(Required work): Copy out the lines below word for word, starting with the line that contains "List UI elements" and going on through the line that contains "quadrant-heading: واکنش هشدار", both included. Leave the pictures out.

(Material shown):
----
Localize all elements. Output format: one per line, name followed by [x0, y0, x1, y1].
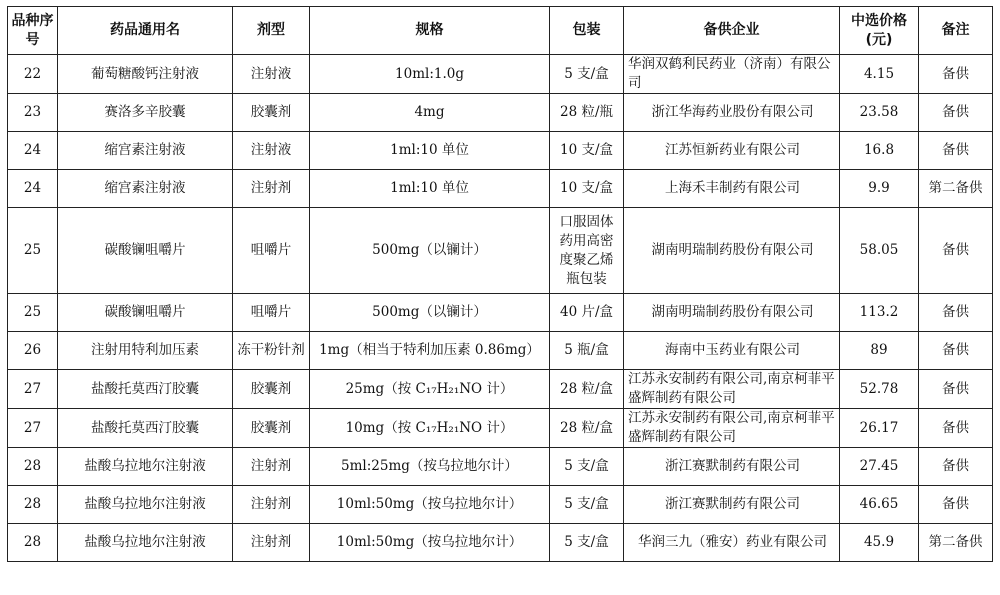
----
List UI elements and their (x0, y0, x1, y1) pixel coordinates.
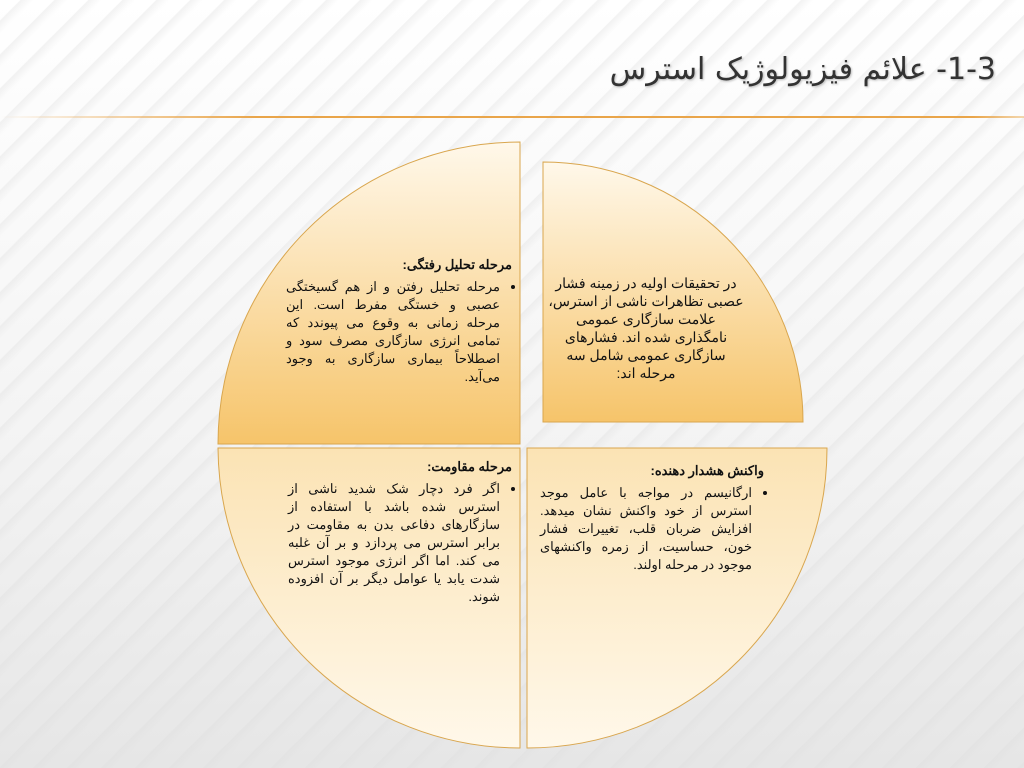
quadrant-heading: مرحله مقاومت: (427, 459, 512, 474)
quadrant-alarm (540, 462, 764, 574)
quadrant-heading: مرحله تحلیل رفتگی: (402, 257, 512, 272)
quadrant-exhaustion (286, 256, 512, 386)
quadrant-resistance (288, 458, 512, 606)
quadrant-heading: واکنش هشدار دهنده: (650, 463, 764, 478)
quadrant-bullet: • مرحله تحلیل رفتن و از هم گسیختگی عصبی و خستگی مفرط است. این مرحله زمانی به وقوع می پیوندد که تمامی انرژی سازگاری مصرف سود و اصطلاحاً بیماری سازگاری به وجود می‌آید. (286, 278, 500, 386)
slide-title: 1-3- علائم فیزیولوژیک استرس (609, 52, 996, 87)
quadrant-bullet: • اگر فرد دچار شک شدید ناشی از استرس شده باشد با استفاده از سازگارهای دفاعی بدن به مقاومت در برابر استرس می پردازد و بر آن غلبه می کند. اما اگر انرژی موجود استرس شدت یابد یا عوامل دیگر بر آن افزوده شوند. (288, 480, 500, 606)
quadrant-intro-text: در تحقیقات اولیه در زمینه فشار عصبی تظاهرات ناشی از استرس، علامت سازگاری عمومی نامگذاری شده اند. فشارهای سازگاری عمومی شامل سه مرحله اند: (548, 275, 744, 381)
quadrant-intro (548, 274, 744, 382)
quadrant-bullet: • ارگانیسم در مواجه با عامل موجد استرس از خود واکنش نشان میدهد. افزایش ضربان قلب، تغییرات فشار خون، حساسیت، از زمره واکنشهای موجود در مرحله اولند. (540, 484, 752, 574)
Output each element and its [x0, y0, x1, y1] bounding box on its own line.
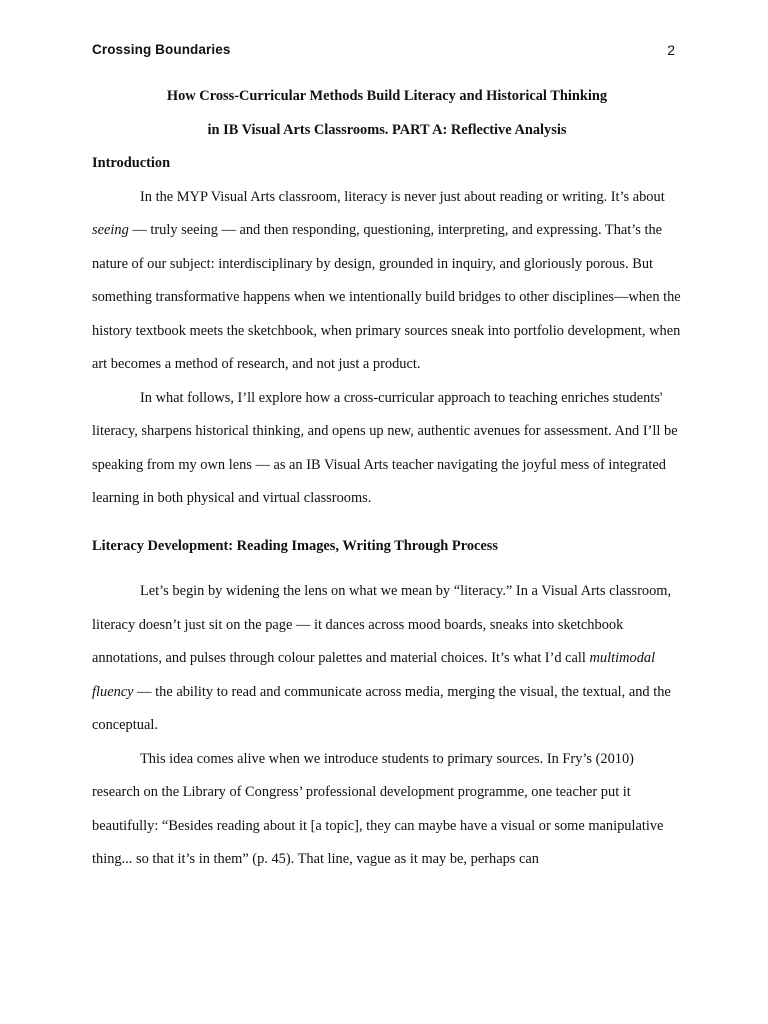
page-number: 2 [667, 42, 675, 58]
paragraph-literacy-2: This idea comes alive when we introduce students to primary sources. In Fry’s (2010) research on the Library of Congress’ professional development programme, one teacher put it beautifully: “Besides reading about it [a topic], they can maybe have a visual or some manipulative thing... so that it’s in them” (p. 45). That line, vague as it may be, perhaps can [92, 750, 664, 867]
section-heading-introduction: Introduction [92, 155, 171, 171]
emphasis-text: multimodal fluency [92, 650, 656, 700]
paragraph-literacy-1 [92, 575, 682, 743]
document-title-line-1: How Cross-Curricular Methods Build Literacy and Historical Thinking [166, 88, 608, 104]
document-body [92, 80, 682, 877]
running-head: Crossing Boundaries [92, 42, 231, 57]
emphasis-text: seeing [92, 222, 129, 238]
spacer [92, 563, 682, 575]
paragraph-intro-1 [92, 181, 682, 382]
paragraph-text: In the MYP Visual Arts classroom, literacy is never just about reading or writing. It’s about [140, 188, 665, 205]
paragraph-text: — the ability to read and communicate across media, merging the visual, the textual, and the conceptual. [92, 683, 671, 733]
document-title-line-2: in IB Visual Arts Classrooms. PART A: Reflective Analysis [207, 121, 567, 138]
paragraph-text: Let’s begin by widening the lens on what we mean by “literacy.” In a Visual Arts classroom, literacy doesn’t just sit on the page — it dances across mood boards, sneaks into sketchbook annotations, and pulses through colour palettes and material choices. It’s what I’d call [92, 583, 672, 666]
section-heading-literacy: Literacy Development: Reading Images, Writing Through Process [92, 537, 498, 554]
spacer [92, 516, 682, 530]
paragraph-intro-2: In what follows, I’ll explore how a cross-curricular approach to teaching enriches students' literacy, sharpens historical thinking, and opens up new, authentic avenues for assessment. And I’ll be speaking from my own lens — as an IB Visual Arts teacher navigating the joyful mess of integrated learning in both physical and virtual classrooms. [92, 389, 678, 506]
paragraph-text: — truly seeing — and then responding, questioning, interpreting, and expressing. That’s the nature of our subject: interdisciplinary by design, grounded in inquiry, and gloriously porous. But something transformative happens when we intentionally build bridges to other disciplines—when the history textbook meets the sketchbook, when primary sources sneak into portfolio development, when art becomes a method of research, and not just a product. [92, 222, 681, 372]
----
(Answer for the task):
List UI elements and their (x0, y0, x1, y1) pixel coordinates.
quadrant-heading: مرحله مقاومت: (427, 459, 512, 474)
quadrant-alarm (540, 462, 764, 574)
quadrant-heading: مرحله تحلیل رفتگی: (402, 257, 512, 272)
quadrant-exhaustion (286, 256, 512, 386)
quadrant-resistance (288, 458, 512, 606)
quadrant-heading: واکنش هشدار دهنده: (650, 463, 764, 478)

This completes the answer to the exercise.